▸ **FRAGMENTO DEL TEXTO**:
+ + + + +
Al abrirse la carretera Jiquilpan-Manzanillo, el añejo puerto nayarita volvió a naufragar, y comenzó a reflotar sobre las playas del Pacífico ese puerto con nombre diminutivamente frutal. ¿Manzanillo? Andando playeando –que no acampando– con la tropa familiar y no hace mucho, decidimos instalarnos junto a un frondoso árbol cuyas raíces se encajaban en la arena y no parecían mayormente afectadas por la proximidad del agua salada. Viéndolo con detenimiento, este tipo de árboles son un milagro botánico, y más si se considera que dan unos pequeños frutos que parecen pequeñas manzanas y que hasta huelen a tales. Solo que… a poco de estar allí, se acercó a nosotros un amable costeño que me hizo una advertencia: “cuide que sus niñas no toquen esas frutas porque son muy venenosas”. ¡Manzanillos! Y de tan efectivo el veneno, me enteré después, que los habitantes aboriginales de la región, cebaban con el jugo del manzanillo la punta de sus flechas, a fin de darle mayor efectividad a su lucha contra la espada conquistante.
+ + + + +
▸ **OBJETIVO**: Escribe la continuación del relato sobre Manzanillo y sus árboles venenosos, a partir de la última oración. Los datos no hacen falta aquí.

▸ **FILAS DE DATOS**:
+ + + + +
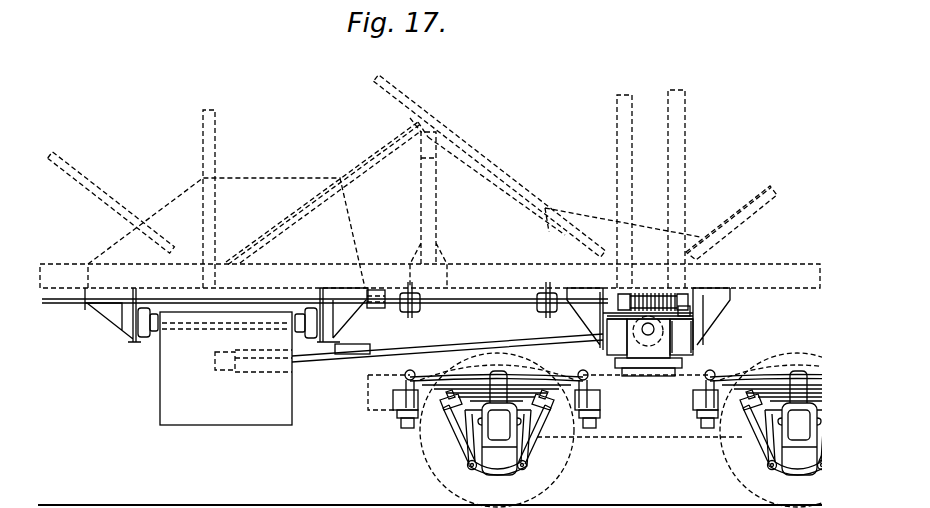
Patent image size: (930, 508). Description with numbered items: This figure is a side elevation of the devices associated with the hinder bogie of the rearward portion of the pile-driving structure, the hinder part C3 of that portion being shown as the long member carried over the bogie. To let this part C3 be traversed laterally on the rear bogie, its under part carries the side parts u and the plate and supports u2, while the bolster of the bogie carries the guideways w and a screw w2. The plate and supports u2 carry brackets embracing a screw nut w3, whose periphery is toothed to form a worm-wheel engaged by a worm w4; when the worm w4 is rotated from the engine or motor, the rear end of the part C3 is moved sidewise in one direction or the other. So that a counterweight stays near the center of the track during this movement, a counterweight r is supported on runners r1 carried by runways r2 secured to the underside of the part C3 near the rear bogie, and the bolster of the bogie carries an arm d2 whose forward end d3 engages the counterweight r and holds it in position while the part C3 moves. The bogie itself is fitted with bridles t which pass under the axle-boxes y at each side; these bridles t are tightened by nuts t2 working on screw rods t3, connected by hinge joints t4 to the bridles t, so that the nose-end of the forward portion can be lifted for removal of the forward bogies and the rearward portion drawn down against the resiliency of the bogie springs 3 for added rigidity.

The hinder part of the rearward portion C3 is at (430, 268).
The counterweight r is at (226, 368).
The runners r1 is at (140, 321).
The runways r2 is at (142, 340).
The arm d2 is at (472, 341).
The forward end of the arm d3 is at (218, 358).
The side parts u is at (580, 305).
The plate and supports u2 is at (683, 312).
The guideways w is at (622, 343).
The screw w2 is at (648, 336).
The screw nut w3 is at (663, 340).
The worm w4 is at (648, 297).
The leaf spring 3 is at (646, 382).
The bridles t is at (489, 470).
The nuts t2 is at (445, 412).
The screw rods t3 is at (452, 437).
The hinge joints t4 is at (468, 466).
The axle-boxes y is at (503, 452).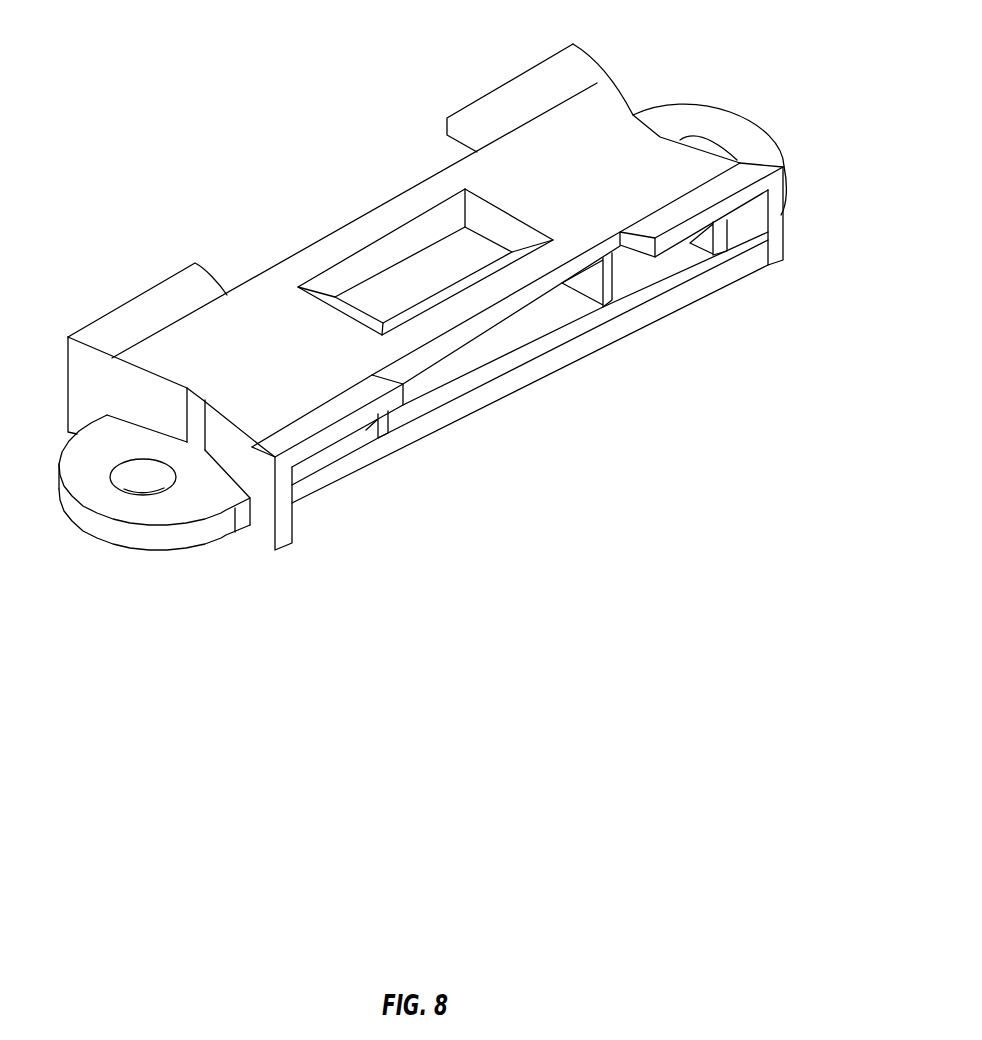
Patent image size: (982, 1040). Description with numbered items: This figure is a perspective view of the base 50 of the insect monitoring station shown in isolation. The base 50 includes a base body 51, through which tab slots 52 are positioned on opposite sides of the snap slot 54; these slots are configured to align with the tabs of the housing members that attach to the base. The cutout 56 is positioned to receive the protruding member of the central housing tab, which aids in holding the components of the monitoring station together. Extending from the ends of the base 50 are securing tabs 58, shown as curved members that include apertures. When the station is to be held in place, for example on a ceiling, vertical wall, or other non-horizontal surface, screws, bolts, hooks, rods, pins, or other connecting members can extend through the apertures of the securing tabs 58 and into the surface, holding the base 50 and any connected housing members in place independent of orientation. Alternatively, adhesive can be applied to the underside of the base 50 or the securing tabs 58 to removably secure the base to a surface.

The base 50 is at (217, 188).
The base body 51 is at (135, 312).
The tab slots 52 is at (640, 262).
The snap slot 54 is at (485, 352).
The cutout 56 is at (421, 275).
The securing tabs 58 is at (88, 467).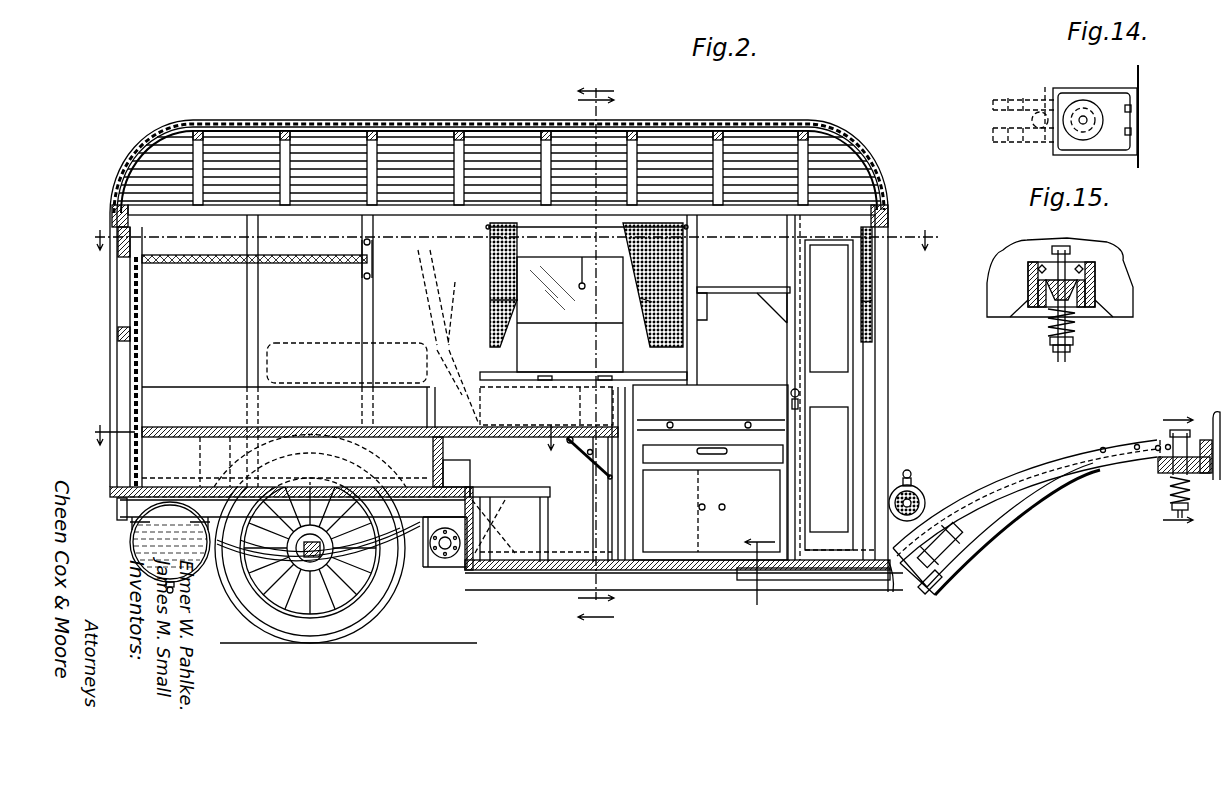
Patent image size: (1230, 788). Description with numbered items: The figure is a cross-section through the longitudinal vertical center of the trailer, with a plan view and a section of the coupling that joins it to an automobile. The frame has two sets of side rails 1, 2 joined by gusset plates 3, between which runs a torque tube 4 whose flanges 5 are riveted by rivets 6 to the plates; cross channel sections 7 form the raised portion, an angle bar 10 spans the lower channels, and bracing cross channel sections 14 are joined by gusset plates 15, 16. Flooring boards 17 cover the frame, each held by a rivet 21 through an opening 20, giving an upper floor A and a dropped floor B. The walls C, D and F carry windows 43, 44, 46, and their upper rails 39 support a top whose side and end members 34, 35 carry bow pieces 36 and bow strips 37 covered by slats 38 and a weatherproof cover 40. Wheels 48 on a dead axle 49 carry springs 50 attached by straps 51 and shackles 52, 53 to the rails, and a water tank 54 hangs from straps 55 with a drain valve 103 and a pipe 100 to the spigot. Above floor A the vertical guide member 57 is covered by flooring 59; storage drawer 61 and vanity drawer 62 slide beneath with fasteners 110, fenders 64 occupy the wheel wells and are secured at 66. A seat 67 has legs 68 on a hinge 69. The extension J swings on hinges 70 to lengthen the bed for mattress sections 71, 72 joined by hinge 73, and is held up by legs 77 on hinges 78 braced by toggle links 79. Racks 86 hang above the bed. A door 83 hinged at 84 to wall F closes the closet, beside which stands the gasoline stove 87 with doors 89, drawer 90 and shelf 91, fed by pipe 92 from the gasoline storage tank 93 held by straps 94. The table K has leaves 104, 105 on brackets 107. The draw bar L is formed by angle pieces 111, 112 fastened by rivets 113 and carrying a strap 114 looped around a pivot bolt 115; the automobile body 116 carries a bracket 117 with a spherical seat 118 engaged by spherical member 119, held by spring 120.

In FIG. 2, the side rails 1 is at (305, 487).
In FIG. 2, the side rails 2 is at (790, 591).
In FIG. 2, the gusset plates 3 is at (511, 236).
In FIG. 2, the torque tube 4 is at (596, 350).
In FIG. 2, the flanges 5 is at (450, 482).
In FIG. 2, the rivets 6 is at (495, 590).
In FIG. 2, the channel sections 7 is at (325, 437).
In FIG. 2, the angle bar 10 is at (505, 595).
In FIG. 2, the bracing cross channel sections 14 is at (960, 542).
In FIG. 2, the gusset plates 15 is at (943, 535).
In FIG. 2, the gusset plates 16 is at (897, 592).
In FIG. 2, the flooring boards 17 is at (193, 487).
In FIG. 2, the opening 20 is at (759, 569).
In FIG. 2, the rivet 21 is at (500, 570).
In FIG. 2, the side members 34 is at (447, 208).
In FIG. 2, the end members 35 is at (112, 212).
In FIG. 2, the bow pieces 36 is at (375, 131).
In FIG. 2, the bow strips 37 is at (203, 128).
In FIG. 2, the slats 38 is at (195, 124).
In FIG. 2, the upper rails 39 is at (343, 215).
In FIG. 2, the cover 40 is at (325, 100).
In FIG. 2, the window 43 is at (112, 284).
In FIG. 2, the window 44 is at (874, 300).
In FIG. 2, the window 46 is at (580, 289).
In FIG. 2, the wheels 48 is at (338, 632).
In FIG. 2, the dead axle 49 is at (272, 612).
In FIG. 2, the springs 50 is at (418, 582).
In FIG. 2, the straps 51 is at (240, 585).
In FIG. 2, the shackle 52 is at (447, 569).
In FIG. 2, the shackle 53 is at (208, 572).
In FIG. 2, the water tank 54 is at (128, 525).
In FIG. 2, the straps 55 is at (134, 546).
In FIG. 2, the vertical guide member 57 is at (332, 427).
In FIG. 2, the flooring 59 is at (182, 427).
In FIG. 2, the storage drawer 61 is at (395, 470).
In FIG. 2, the vanity drawer 62 is at (445, 450).
In FIG. 2, the fenders 64 is at (230, 470).
In FIG. 2, the fender attachment 66 is at (470, 595).
In FIG. 2, the seat 67 is at (505, 488).
In FIG. 2, the legs 68 is at (545, 531).
In FIG. 2, the hinge 69 is at (535, 500).
In FIG. 2, the hinges 70 is at (440, 428).
In FIG. 2, the mattress section 71 is at (165, 387).
In FIG. 2, the mattress section 72 is at (345, 344).
In FIG. 2, the hinge 73 is at (427, 403).
In FIG. 2, the legs 77 is at (450, 292).
In FIG. 2, the hinges 78 is at (430, 262).
In FIG. 2, the toggle links 79 is at (592, 463).
In FIG. 2, the door 83 is at (831, 387).
In FIG. 2, the hinge 84 is at (851, 532).
In FIG. 2, the racks 86 is at (313, 264).
In FIG. 2, the gasoline stove 87 is at (727, 385).
In FIG. 2, the doors 89 is at (733, 478).
In FIG. 2, the drawer 90 is at (713, 452).
In FIG. 2, the shelf 91 is at (746, 294).
In FIG. 2, the pipe 92 is at (113, 406).
In FIG. 2, the gasoline storage tank 93 is at (915, 492).
In FIG. 2, the straps 94 is at (940, 527).
In FIG. 2, the pipe 100 is at (612, 380).
In FIG. 2, the drain valve 103 is at (168, 588).
In FIG. 2, the table leaf 104 is at (632, 575).
In FIG. 2, the table leaf 105 is at (637, 540).
In FIG. 2, the brackets 107 is at (546, 376).
In FIG. 2, the fastener 110 is at (365, 480).
In FIG. 2, the angle piece 111 is at (1000, 508).
In FIG. 2, the angle piece 112 is at (1010, 468).
In FIG. 14, the angle piece 112 is at (995, 130).
In FIG. 2, the rivets 113 is at (1103, 447).
In FIG. 14, the rivets 113 is at (1010, 98).
In FIG. 2, the strap 114 is at (1160, 440).
In FIG. 14, the strap 114 is at (1045, 88).
In FIG. 2, the pivot bolt 115 is at (1185, 433).
In FIG. 14, the pivot bolt 115 is at (1084, 118).
In FIG. 15, the pivot bolt 115 is at (1058, 358).
In FIG. 2, the automobile body 116 is at (1216, 472).
In FIG. 14, the automobile body 116 is at (1140, 82).
In FIG. 15, the automobile body 116 is at (1130, 282).
In FIG. 2, the bracket 117 is at (1205, 470).
In FIG. 14, the bracket 117 is at (1132, 110).
In FIG. 15, the bracket 117 is at (1097, 268).
In FIG. 2, the spherical seat 118 is at (1160, 466).
In FIG. 14, the spherical seat 118 is at (1095, 118).
In FIG. 15, the spherical seat 118 is at (1095, 308).
In FIG. 2, the spherical member 119 is at (1172, 488).
In FIG. 15, the spherical member 119 is at (1046, 312).
In FIG. 2, the spring 120 is at (1172, 506).
In FIG. 15, the spring 120 is at (1050, 340).
In FIG. 2, the upper floor section A is at (270, 480).
In FIG. 2, the lower floor section B is at (690, 590).
In FIG. 2, the side wall C is at (310, 351).
In FIG. 2, the end wall D is at (113, 306).
In FIG. 2, the front wall F is at (889, 388).
In FIG. 2, the extension J is at (430, 310).
In FIG. 2, the table K is at (637, 520).
In FIG. 2, the draw bar L is at (1038, 499).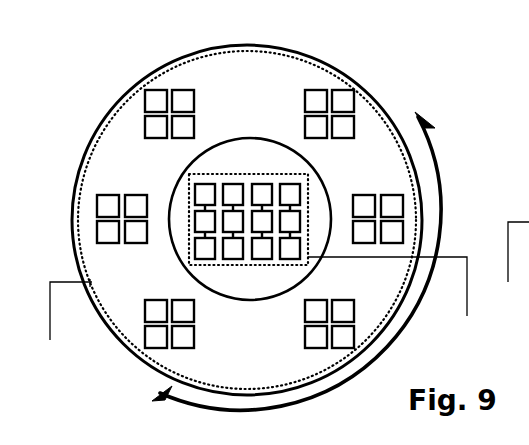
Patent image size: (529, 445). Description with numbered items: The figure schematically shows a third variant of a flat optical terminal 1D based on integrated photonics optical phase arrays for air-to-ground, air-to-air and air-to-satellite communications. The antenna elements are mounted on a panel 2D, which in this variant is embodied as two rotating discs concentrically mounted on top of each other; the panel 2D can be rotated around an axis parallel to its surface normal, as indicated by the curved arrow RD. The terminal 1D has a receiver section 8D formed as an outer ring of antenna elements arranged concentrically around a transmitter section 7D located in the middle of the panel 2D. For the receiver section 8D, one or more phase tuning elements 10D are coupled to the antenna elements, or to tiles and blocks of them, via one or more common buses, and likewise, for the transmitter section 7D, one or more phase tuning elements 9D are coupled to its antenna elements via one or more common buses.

The flat optical terminal 1D is at (111, 57).
The panel 2D is at (350, 72).
The transmitter section 7D is at (257, 148).
The receiver section 8D is at (272, 92).
The phase tuning elements 9D is at (458, 257).
The phase tuning elements 10D is at (62, 283).
The rotation direction RD is at (441, 167).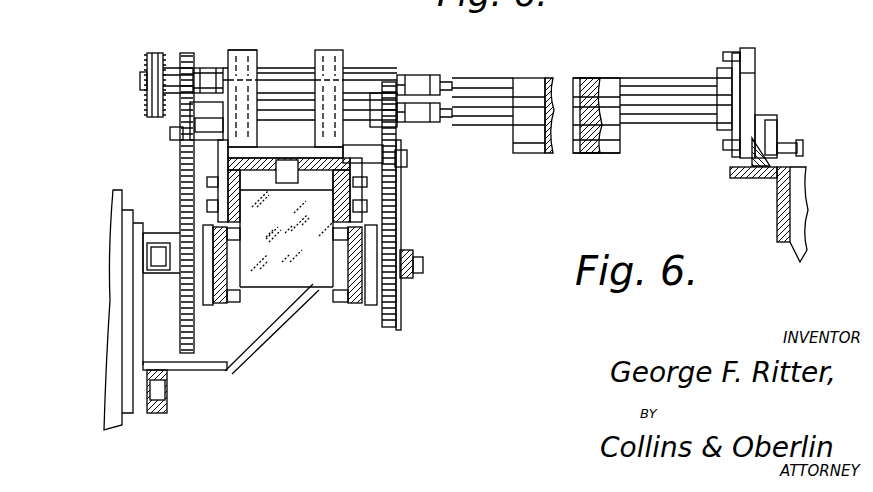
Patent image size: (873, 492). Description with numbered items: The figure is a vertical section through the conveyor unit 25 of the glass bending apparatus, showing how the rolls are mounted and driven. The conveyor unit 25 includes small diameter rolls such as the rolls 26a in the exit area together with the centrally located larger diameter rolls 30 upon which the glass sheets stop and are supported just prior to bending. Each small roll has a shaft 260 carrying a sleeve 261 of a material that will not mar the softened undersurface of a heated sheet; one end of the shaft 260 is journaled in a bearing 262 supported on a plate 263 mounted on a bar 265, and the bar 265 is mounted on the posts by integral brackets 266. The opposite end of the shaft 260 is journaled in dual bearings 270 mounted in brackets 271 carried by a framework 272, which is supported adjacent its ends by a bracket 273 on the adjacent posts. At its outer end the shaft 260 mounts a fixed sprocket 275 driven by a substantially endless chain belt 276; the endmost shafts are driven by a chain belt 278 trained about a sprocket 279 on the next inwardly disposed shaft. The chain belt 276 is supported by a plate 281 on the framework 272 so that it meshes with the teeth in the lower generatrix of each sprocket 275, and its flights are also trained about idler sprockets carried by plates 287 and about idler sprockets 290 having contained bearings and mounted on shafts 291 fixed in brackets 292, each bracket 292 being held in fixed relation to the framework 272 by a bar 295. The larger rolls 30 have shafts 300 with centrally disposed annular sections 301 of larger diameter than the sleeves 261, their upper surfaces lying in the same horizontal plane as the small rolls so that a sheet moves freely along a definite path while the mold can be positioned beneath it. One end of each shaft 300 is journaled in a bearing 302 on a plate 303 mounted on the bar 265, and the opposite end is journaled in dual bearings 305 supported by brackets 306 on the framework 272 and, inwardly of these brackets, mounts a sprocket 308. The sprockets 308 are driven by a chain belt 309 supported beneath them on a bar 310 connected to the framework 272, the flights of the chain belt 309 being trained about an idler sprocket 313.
+ + + + +
▸ **RESULTADO**:
Era aquél, lo dije, un poblacho costanero en torno a un lánguido puerto. Eso dije pero debo añadir que era encantador, con sus casas de madera, con su kiosco placero, su mercado, sus chinos japoneses propietarios de comercios y restaurantes; con su único hotel, el Colonial, y las enormes playas en donde no había caído la semilla turística que fructifica en torres y más torres de cara al mar y que encarecen la arena playera. Santiago quedaba a enorme distancia del puerto. Para ir hasta allá, había que cruzar por puentes de tablones para salvar aguadas y esteros; era preciso bordear la laguna de San Pedro –o San Pedrito–, ahora disecada o trastocada en aras del nuevo puerto. Por allí se veían flamingos sonrosados y toda clase de pajarracos tropicales; ir a la Bahía de Santiago, significaba adentrarse en el paraíso perdido.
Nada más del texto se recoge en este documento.